> **What the exercise asks**
Take every line that has the string "Bloomberg" and copy it out.

Dataset listings of figures:
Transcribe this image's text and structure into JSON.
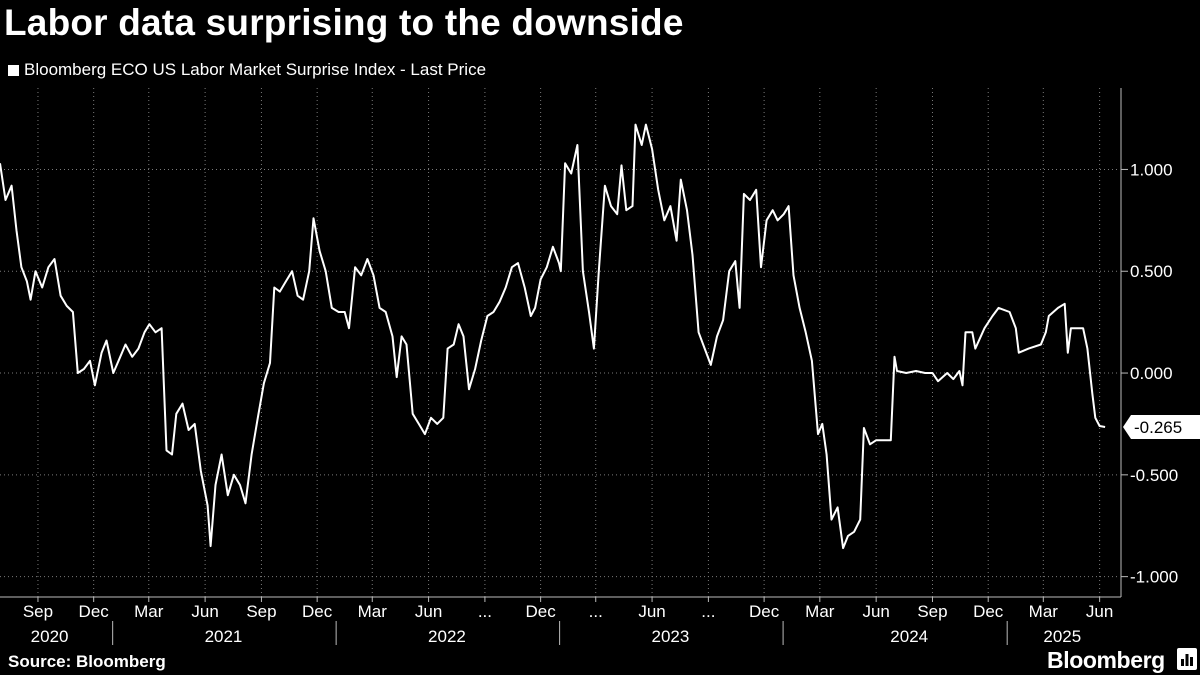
{
  "chart_data": {
    "type": "line",
    "title": "Labor data surprising to the downside",
    "legend_position": "top-left",
    "grid": true,
    "series": [
      {
        "name": "Bloomberg ECO US Labor Market Surprise Index - Last Price",
        "color": "#ffffff",
        "points": [
          [
            "2020-07-01",
            1.03
          ],
          [
            "2020-07-10",
            0.85
          ],
          [
            "2020-07-20",
            0.92
          ],
          [
            "2020-07-28",
            0.7
          ],
          [
            "2020-08-05",
            0.52
          ],
          [
            "2020-08-14",
            0.45
          ],
          [
            "2020-08-20",
            0.36
          ],
          [
            "2020-08-28",
            0.5
          ],
          [
            "2020-09-08",
            0.42
          ],
          [
            "2020-09-18",
            0.52
          ],
          [
            "2020-09-28",
            0.56
          ],
          [
            "2020-10-08",
            0.38
          ],
          [
            "2020-10-18",
            0.33
          ],
          [
            "2020-10-28",
            0.3
          ],
          [
            "2020-11-05",
            0.0
          ],
          [
            "2020-11-15",
            0.02
          ],
          [
            "2020-11-25",
            0.06
          ],
          [
            "2020-12-03",
            -0.06
          ],
          [
            "2020-12-14",
            0.1
          ],
          [
            "2020-12-22",
            0.16
          ],
          [
            "2021-01-02",
            0.0
          ],
          [
            "2021-01-12",
            0.07
          ],
          [
            "2021-01-22",
            0.14
          ],
          [
            "2021-02-02",
            0.08
          ],
          [
            "2021-02-12",
            0.12
          ],
          [
            "2021-02-22",
            0.2
          ],
          [
            "2021-03-02",
            0.24
          ],
          [
            "2021-03-12",
            0.2
          ],
          [
            "2021-03-22",
            0.22
          ],
          [
            "2021-03-30",
            -0.38
          ],
          [
            "2021-04-08",
            -0.4
          ],
          [
            "2021-04-15",
            -0.2
          ],
          [
            "2021-04-25",
            -0.15
          ],
          [
            "2021-05-05",
            -0.28
          ],
          [
            "2021-05-15",
            -0.25
          ],
          [
            "2021-05-25",
            -0.48
          ],
          [
            "2021-06-05",
            -0.65
          ],
          [
            "2021-06-10",
            -0.85
          ],
          [
            "2021-06-18",
            -0.55
          ],
          [
            "2021-06-28",
            -0.4
          ],
          [
            "2021-07-08",
            -0.6
          ],
          [
            "2021-07-18",
            -0.5
          ],
          [
            "2021-07-28",
            -0.55
          ],
          [
            "2021-08-06",
            -0.64
          ],
          [
            "2021-08-16",
            -0.4
          ],
          [
            "2021-08-26",
            -0.22
          ],
          [
            "2021-09-05",
            -0.05
          ],
          [
            "2021-09-15",
            0.05
          ],
          [
            "2021-09-22",
            0.42
          ],
          [
            "2021-10-01",
            0.4
          ],
          [
            "2021-10-11",
            0.45
          ],
          [
            "2021-10-21",
            0.5
          ],
          [
            "2021-10-30",
            0.38
          ],
          [
            "2021-11-08",
            0.36
          ],
          [
            "2021-11-18",
            0.5
          ],
          [
            "2021-11-25",
            0.76
          ],
          [
            "2021-12-05",
            0.6
          ],
          [
            "2021-12-15",
            0.5
          ],
          [
            "2021-12-25",
            0.32
          ],
          [
            "2022-01-05",
            0.3
          ],
          [
            "2022-01-15",
            0.3
          ],
          [
            "2022-01-22",
            0.22
          ],
          [
            "2022-02-01",
            0.52
          ],
          [
            "2022-02-11",
            0.48
          ],
          [
            "2022-02-21",
            0.56
          ],
          [
            "2022-03-03",
            0.48
          ],
          [
            "2022-03-13",
            0.32
          ],
          [
            "2022-03-23",
            0.3
          ],
          [
            "2022-04-03",
            0.18
          ],
          [
            "2022-04-10",
            -0.02
          ],
          [
            "2022-04-18",
            0.18
          ],
          [
            "2022-04-26",
            0.14
          ],
          [
            "2022-05-06",
            -0.2
          ],
          [
            "2022-05-16",
            -0.25
          ],
          [
            "2022-05-26",
            -0.3
          ],
          [
            "2022-06-05",
            -0.22
          ],
          [
            "2022-06-15",
            -0.25
          ],
          [
            "2022-06-25",
            -0.22
          ],
          [
            "2022-07-02",
            0.12
          ],
          [
            "2022-07-12",
            0.14
          ],
          [
            "2022-07-20",
            0.24
          ],
          [
            "2022-07-28",
            0.18
          ],
          [
            "2022-08-06",
            -0.08
          ],
          [
            "2022-08-16",
            0.02
          ],
          [
            "2022-08-26",
            0.16
          ],
          [
            "2022-09-05",
            0.28
          ],
          [
            "2022-09-15",
            0.3
          ],
          [
            "2022-09-25",
            0.35
          ],
          [
            "2022-10-05",
            0.42
          ],
          [
            "2022-10-15",
            0.52
          ],
          [
            "2022-10-25",
            0.54
          ],
          [
            "2022-11-05",
            0.42
          ],
          [
            "2022-11-15",
            0.28
          ],
          [
            "2022-11-22",
            0.32
          ],
          [
            "2022-12-01",
            0.46
          ],
          [
            "2022-12-11",
            0.52
          ],
          [
            "2022-12-21",
            0.62
          ],
          [
            "2022-12-31",
            0.54
          ],
          [
            "2023-01-03",
            0.5
          ],
          [
            "2023-01-10",
            1.03
          ],
          [
            "2023-01-20",
            0.98
          ],
          [
            "2023-01-30",
            1.12
          ],
          [
            "2023-02-08",
            0.5
          ],
          [
            "2023-02-18",
            0.3
          ],
          [
            "2023-02-26",
            0.12
          ],
          [
            "2023-03-06",
            0.5
          ],
          [
            "2023-03-16",
            0.92
          ],
          [
            "2023-03-26",
            0.82
          ],
          [
            "2023-04-05",
            0.78
          ],
          [
            "2023-04-12",
            1.02
          ],
          [
            "2023-04-20",
            0.8
          ],
          [
            "2023-04-30",
            0.82
          ],
          [
            "2023-05-05",
            1.22
          ],
          [
            "2023-05-15",
            1.12
          ],
          [
            "2023-05-22",
            1.22
          ],
          [
            "2023-06-01",
            1.1
          ],
          [
            "2023-06-11",
            0.9
          ],
          [
            "2023-06-21",
            0.75
          ],
          [
            "2023-07-01",
            0.82
          ],
          [
            "2023-07-11",
            0.65
          ],
          [
            "2023-07-18",
            0.95
          ],
          [
            "2023-07-28",
            0.8
          ],
          [
            "2023-08-06",
            0.58
          ],
          [
            "2023-08-16",
            0.2
          ],
          [
            "2023-08-26",
            0.12
          ],
          [
            "2023-09-05",
            0.04
          ],
          [
            "2023-09-15",
            0.18
          ],
          [
            "2023-09-25",
            0.26
          ],
          [
            "2023-10-05",
            0.5
          ],
          [
            "2023-10-15",
            0.55
          ],
          [
            "2023-10-22",
            0.32
          ],
          [
            "2023-10-29",
            0.88
          ],
          [
            "2023-11-08",
            0.85
          ],
          [
            "2023-11-18",
            0.9
          ],
          [
            "2023-11-26",
            0.52
          ],
          [
            "2023-12-05",
            0.75
          ],
          [
            "2023-12-15",
            0.8
          ],
          [
            "2023-12-23",
            0.75
          ],
          [
            "2024-01-02",
            0.78
          ],
          [
            "2024-01-10",
            0.82
          ],
          [
            "2024-01-18",
            0.48
          ],
          [
            "2024-01-28",
            0.32
          ],
          [
            "2024-02-07",
            0.2
          ],
          [
            "2024-02-17",
            0.06
          ],
          [
            "2024-02-27",
            -0.3
          ],
          [
            "2024-03-05",
            -0.25
          ],
          [
            "2024-03-12",
            -0.4
          ],
          [
            "2024-03-20",
            -0.72
          ],
          [
            "2024-03-30",
            -0.66
          ],
          [
            "2024-04-08",
            -0.86
          ],
          [
            "2024-04-16",
            -0.8
          ],
          [
            "2024-04-26",
            -0.78
          ],
          [
            "2024-05-06",
            -0.72
          ],
          [
            "2024-05-12",
            -0.27
          ],
          [
            "2024-05-22",
            -0.35
          ],
          [
            "2024-06-01",
            -0.33
          ],
          [
            "2024-06-15",
            -0.33
          ],
          [
            "2024-06-25",
            -0.33
          ],
          [
            "2024-07-01",
            0.08
          ],
          [
            "2024-07-05",
            0.01
          ],
          [
            "2024-07-20",
            0.0
          ],
          [
            "2024-08-05",
            0.01
          ],
          [
            "2024-08-20",
            0.0
          ],
          [
            "2024-09-01",
            0.0
          ],
          [
            "2024-09-10",
            -0.04
          ],
          [
            "2024-09-25",
            0.0
          ],
          [
            "2024-10-05",
            -0.03
          ],
          [
            "2024-10-15",
            0.01
          ],
          [
            "2024-10-20",
            -0.06
          ],
          [
            "2024-10-25",
            0.2
          ],
          [
            "2024-11-05",
            0.2
          ],
          [
            "2024-11-10",
            0.12
          ],
          [
            "2024-11-25",
            0.22
          ],
          [
            "2024-12-08",
            0.28
          ],
          [
            "2024-12-18",
            0.32
          ],
          [
            "2025-01-05",
            0.3
          ],
          [
            "2025-01-15",
            0.22
          ],
          [
            "2025-01-20",
            0.1
          ],
          [
            "2025-02-05",
            0.12
          ],
          [
            "2025-02-25",
            0.14
          ],
          [
            "2025-03-05",
            0.2
          ],
          [
            "2025-03-10",
            0.28
          ],
          [
            "2025-03-25",
            0.32
          ],
          [
            "2025-04-05",
            0.34
          ],
          [
            "2025-04-10",
            0.1
          ],
          [
            "2025-04-15",
            0.22
          ],
          [
            "2025-05-05",
            0.22
          ],
          [
            "2025-05-12",
            0.12
          ],
          [
            "2025-05-20",
            -0.1
          ],
          [
            "2025-05-25",
            -0.22
          ],
          [
            "2025-06-01",
            -0.26
          ],
          [
            "2025-06-10",
            -0.265
          ]
        ]
      }
    ],
    "last_value_label": "-0.265",
    "y_axis": {
      "position": "right",
      "range": [
        -1.1,
        1.4
      ],
      "ticks": [
        {
          "value": 1.0,
          "label": "1.000"
        },
        {
          "value": 0.5,
          "label": "0.500"
        },
        {
          "value": 0.0,
          "label": "0.000"
        },
        {
          "value": -0.5,
          "label": "-0.500"
        },
        {
          "value": -1.0,
          "label": "-1.000"
        }
      ]
    },
    "x_axis": {
      "range": [
        "2020-07-01",
        "2025-07-01"
      ],
      "ticks": [
        {
          "date": "2020-09-01",
          "label": "Sep"
        },
        {
          "date": "2020-12-01",
          "label": "Dec"
        },
        {
          "date": "2021-03-01",
          "label": "Mar"
        },
        {
          "date": "2021-06-01",
          "label": "Jun"
        },
        {
          "date": "2021-09-01",
          "label": "Sep"
        },
        {
          "date": "2021-12-01",
          "label": "Dec"
        },
        {
          "date": "2022-03-01",
          "label": "Mar"
        },
        {
          "date": "2022-06-01",
          "label": "Jun"
        },
        {
          "date": "2022-09-01",
          "label": "..."
        },
        {
          "date": "2022-12-01",
          "label": "Dec"
        },
        {
          "date": "2023-03-01",
          "label": "..."
        },
        {
          "date": "2023-06-01",
          "label": "Jun"
        },
        {
          "date": "2023-09-01",
          "label": "..."
        },
        {
          "date": "2023-12-01",
          "label": "Dec"
        },
        {
          "date": "2024-03-01",
          "label": "Mar"
        },
        {
          "date": "2024-06-01",
          "label": "Jun"
        },
        {
          "date": "2024-09-01",
          "label": "Sep"
        },
        {
          "date": "2024-12-01",
          "label": "Dec"
        },
        {
          "date": "2025-03-01",
          "label": "Mar"
        },
        {
          "date": "2025-06-01",
          "label": "Jun"
        }
      ],
      "years": [
        {
          "label": "2020",
          "center": "2020-09-20"
        },
        {
          "label": "2021",
          "center": "2021-07-01"
        },
        {
          "label": "2022",
          "center": "2022-07-01"
        },
        {
          "label": "2023",
          "center": "2023-07-01"
        },
        {
          "label": "2024",
          "center": "2024-07-25"
        },
        {
          "label": "2025",
          "center": "2025-04-01"
        }
      ],
      "year_separators": [
        "2021-01-01",
        "2022-01-01",
        "2023-01-01",
        "2024-01-01",
        "2025-01-01"
      ]
    }
  },
  "footer": {
    "source": "Source: Bloomberg",
    "brand": "Bloomberg"
  }
}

> **Exercise result**
        "name": "Bloomberg ECO US Labor Market Surprise Index - Last Price",
    "source": "Source: Bloomberg",
    "brand": "Bloomberg"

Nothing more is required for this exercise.